_WHAT YOU ARE ASKED TO DO_:
Each line containing the word "data" needs to be copied.

(Stored entries)
◇ ◇ ◇ ◇ ◇
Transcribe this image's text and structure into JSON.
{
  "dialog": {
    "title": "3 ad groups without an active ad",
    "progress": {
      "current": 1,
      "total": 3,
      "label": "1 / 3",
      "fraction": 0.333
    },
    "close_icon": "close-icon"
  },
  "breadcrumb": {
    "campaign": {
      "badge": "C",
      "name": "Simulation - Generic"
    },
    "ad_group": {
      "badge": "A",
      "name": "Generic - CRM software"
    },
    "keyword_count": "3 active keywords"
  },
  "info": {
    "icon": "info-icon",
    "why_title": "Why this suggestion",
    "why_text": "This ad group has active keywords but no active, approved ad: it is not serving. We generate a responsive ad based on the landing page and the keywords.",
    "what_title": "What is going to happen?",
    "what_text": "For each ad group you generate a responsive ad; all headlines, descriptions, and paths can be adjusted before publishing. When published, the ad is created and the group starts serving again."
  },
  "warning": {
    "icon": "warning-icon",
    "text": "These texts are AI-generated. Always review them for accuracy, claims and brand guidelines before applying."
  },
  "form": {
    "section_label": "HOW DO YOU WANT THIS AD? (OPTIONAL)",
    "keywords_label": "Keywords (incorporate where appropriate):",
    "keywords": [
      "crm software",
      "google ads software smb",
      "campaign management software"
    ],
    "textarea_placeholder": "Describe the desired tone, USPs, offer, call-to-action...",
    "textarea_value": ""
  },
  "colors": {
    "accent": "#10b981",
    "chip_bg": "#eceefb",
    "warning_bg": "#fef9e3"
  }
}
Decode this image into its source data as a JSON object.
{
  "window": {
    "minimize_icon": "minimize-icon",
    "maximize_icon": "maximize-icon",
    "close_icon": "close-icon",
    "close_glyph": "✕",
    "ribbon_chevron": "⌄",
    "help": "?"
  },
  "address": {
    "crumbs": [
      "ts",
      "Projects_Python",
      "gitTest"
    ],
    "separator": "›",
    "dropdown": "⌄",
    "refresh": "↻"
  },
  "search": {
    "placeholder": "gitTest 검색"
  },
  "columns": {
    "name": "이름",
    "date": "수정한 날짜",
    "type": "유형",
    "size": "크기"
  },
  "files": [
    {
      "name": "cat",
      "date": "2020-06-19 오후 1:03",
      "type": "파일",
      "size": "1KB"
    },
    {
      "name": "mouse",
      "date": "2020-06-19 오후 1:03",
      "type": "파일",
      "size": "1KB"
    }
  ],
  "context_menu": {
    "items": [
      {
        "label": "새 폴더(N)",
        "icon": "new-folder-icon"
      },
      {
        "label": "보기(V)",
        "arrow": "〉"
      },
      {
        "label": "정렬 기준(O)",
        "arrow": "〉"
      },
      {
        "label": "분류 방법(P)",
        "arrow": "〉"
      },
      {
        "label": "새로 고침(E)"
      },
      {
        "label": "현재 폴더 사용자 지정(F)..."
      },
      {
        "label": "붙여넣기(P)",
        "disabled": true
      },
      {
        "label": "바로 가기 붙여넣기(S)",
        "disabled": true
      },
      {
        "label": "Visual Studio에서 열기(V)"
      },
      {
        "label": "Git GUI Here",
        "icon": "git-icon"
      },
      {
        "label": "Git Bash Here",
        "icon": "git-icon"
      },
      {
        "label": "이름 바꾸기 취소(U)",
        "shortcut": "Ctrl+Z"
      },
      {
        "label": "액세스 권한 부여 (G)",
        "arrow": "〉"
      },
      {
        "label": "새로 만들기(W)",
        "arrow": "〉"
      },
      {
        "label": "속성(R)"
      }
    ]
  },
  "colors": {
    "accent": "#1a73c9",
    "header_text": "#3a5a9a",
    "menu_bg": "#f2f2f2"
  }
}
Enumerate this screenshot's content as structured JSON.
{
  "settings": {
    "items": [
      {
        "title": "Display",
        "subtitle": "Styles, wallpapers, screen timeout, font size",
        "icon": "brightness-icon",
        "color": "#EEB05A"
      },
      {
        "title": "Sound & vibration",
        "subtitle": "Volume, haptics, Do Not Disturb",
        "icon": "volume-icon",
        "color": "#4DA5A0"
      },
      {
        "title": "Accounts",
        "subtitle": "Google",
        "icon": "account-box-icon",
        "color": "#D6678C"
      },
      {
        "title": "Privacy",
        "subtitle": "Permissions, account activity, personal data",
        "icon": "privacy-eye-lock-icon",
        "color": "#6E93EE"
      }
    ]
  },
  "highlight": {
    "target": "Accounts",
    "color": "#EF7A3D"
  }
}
◇ ◇ ◇ ◇ ◇
_SOLUTION_:
Decode this image into its source data as a JSON object.
        "subtitle": "Permissions, account activity, personal data",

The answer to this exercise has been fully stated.